┌─ DATASET ROWS

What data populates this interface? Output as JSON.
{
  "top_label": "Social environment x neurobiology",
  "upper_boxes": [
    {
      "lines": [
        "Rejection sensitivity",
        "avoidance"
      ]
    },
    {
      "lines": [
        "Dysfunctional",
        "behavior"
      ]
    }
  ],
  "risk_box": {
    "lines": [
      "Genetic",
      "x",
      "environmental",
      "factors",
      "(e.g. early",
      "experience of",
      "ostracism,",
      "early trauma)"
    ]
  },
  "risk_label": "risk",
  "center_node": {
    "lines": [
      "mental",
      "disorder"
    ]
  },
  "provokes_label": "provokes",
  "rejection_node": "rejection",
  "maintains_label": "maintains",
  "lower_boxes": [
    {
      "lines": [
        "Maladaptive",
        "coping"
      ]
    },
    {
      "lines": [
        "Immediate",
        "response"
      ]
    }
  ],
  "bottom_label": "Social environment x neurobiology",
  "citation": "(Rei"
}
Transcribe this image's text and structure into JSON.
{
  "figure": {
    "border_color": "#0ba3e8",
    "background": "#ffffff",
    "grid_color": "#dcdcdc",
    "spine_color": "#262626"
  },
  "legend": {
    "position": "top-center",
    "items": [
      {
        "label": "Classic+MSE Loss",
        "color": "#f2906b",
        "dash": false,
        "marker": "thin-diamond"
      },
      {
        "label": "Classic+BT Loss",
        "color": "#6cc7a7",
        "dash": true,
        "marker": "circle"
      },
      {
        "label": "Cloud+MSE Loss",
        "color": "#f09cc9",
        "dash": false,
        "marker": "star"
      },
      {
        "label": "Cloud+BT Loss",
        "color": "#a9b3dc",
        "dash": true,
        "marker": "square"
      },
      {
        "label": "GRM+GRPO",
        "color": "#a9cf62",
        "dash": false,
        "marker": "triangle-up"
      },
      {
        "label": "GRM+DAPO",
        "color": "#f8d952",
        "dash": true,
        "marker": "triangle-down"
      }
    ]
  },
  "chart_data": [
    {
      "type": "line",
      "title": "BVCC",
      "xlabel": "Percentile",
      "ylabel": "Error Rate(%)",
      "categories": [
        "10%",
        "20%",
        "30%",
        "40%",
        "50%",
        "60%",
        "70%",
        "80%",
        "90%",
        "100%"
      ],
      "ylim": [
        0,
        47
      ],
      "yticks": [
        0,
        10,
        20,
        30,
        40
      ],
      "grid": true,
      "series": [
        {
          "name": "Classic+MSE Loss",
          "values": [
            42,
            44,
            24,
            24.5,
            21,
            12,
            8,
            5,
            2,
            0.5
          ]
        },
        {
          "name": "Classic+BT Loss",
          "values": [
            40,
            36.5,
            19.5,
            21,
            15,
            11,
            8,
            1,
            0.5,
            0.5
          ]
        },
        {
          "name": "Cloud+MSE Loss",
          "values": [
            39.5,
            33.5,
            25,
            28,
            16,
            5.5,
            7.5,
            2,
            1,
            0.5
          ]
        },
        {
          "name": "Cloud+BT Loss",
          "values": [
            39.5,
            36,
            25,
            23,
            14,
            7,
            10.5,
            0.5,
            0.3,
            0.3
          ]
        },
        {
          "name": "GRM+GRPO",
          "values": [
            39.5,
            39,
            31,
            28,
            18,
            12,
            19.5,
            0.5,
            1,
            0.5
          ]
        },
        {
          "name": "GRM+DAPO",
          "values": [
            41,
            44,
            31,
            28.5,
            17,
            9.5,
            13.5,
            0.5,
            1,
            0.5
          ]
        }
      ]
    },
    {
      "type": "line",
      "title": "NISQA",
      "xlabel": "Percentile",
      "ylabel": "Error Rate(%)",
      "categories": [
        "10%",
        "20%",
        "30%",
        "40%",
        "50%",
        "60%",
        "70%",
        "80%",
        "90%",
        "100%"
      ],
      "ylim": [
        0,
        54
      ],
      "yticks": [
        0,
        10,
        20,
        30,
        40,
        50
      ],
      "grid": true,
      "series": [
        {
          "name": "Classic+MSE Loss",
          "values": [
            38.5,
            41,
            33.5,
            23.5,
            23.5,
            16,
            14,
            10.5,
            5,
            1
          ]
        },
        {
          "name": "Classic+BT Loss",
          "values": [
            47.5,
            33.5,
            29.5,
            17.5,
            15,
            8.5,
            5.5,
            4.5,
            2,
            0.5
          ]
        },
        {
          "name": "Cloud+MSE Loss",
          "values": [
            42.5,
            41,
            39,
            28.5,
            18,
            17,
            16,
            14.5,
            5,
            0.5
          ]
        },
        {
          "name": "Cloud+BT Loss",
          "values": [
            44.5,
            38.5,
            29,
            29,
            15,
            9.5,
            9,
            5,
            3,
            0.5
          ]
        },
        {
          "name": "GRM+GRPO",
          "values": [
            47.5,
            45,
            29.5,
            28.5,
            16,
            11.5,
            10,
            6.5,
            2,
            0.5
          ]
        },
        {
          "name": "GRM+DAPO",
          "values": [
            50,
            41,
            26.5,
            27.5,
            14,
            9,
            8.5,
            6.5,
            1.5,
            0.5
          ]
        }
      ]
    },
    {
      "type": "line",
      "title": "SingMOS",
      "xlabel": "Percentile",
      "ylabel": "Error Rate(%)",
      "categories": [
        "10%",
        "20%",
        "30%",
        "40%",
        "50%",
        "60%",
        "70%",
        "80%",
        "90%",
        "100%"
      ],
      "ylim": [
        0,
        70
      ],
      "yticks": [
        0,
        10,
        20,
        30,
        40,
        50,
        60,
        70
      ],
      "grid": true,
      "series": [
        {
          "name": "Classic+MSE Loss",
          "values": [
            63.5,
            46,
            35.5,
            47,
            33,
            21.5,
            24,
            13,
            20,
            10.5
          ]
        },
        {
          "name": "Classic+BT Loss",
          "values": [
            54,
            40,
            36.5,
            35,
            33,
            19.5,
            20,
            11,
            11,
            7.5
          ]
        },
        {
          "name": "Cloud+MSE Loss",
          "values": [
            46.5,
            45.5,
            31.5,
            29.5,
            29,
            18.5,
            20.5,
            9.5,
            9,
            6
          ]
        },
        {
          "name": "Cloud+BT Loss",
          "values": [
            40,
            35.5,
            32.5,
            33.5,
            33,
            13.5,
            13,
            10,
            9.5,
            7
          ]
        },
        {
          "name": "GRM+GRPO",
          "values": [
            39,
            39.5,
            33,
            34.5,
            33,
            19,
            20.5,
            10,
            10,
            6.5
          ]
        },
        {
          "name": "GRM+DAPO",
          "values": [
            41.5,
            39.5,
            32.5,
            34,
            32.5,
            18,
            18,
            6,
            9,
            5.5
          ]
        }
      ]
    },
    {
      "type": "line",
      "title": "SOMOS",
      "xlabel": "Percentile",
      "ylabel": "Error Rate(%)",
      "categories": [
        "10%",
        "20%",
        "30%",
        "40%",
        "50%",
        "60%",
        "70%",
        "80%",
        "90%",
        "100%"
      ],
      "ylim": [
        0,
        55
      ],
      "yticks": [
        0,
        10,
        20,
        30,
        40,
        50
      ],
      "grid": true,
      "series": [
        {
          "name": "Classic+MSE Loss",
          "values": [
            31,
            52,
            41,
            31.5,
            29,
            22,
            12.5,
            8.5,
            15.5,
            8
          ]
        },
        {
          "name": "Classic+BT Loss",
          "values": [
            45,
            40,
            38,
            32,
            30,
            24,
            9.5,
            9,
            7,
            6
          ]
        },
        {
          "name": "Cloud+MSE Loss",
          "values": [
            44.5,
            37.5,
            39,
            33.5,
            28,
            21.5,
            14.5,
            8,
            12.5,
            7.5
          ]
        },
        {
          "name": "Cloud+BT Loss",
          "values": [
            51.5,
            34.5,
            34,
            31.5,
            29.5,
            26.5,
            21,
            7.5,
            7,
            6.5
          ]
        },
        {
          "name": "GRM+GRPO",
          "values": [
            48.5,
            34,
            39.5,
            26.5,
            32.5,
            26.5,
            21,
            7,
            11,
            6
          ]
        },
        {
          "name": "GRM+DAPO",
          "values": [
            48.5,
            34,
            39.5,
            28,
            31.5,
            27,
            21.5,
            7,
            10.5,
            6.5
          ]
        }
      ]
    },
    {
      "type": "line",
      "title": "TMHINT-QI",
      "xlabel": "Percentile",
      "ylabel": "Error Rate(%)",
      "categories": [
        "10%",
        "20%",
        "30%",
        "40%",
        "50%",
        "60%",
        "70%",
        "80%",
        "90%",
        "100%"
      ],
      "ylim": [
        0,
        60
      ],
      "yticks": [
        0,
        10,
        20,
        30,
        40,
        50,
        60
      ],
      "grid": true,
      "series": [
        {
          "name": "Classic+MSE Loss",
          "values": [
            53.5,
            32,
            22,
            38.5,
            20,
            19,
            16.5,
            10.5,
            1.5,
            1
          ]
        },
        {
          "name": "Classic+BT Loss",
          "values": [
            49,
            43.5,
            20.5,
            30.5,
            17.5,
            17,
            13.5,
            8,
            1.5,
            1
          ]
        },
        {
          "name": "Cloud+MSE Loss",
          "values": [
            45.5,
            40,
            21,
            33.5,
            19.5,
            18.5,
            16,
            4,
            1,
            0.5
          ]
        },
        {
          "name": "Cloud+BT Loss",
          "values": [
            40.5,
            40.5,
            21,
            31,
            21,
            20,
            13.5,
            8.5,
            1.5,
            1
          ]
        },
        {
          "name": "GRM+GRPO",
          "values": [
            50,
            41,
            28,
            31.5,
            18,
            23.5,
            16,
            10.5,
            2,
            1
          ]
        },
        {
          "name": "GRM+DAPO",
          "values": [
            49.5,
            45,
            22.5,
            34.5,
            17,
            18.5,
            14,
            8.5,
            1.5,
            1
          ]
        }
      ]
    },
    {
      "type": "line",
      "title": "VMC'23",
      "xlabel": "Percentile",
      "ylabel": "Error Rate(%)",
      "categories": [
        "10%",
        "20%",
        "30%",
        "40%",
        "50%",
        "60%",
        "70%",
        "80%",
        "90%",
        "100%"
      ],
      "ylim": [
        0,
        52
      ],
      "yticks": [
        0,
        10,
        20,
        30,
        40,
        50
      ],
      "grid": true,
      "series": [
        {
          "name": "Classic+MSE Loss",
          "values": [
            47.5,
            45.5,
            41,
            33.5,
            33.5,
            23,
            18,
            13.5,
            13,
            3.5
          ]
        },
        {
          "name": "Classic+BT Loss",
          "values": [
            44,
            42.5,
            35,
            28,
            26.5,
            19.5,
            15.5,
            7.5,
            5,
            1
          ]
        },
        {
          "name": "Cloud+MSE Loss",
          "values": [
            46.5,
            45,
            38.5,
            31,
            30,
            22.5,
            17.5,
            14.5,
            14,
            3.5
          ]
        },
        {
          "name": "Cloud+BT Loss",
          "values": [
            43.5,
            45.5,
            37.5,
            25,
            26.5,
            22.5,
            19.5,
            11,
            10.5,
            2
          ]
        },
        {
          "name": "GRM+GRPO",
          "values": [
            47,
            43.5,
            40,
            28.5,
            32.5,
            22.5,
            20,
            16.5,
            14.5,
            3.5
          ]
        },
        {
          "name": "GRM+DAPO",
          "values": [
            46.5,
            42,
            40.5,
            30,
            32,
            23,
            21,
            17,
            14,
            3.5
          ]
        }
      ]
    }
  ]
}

└─

#### [WHAT THE TASK ASKS]
Copy all lines from the material that include "this".

#### [FULL ANSWER]
What data populates this interface? Output as JSON.
Transcribe this image's text and structure into JSON.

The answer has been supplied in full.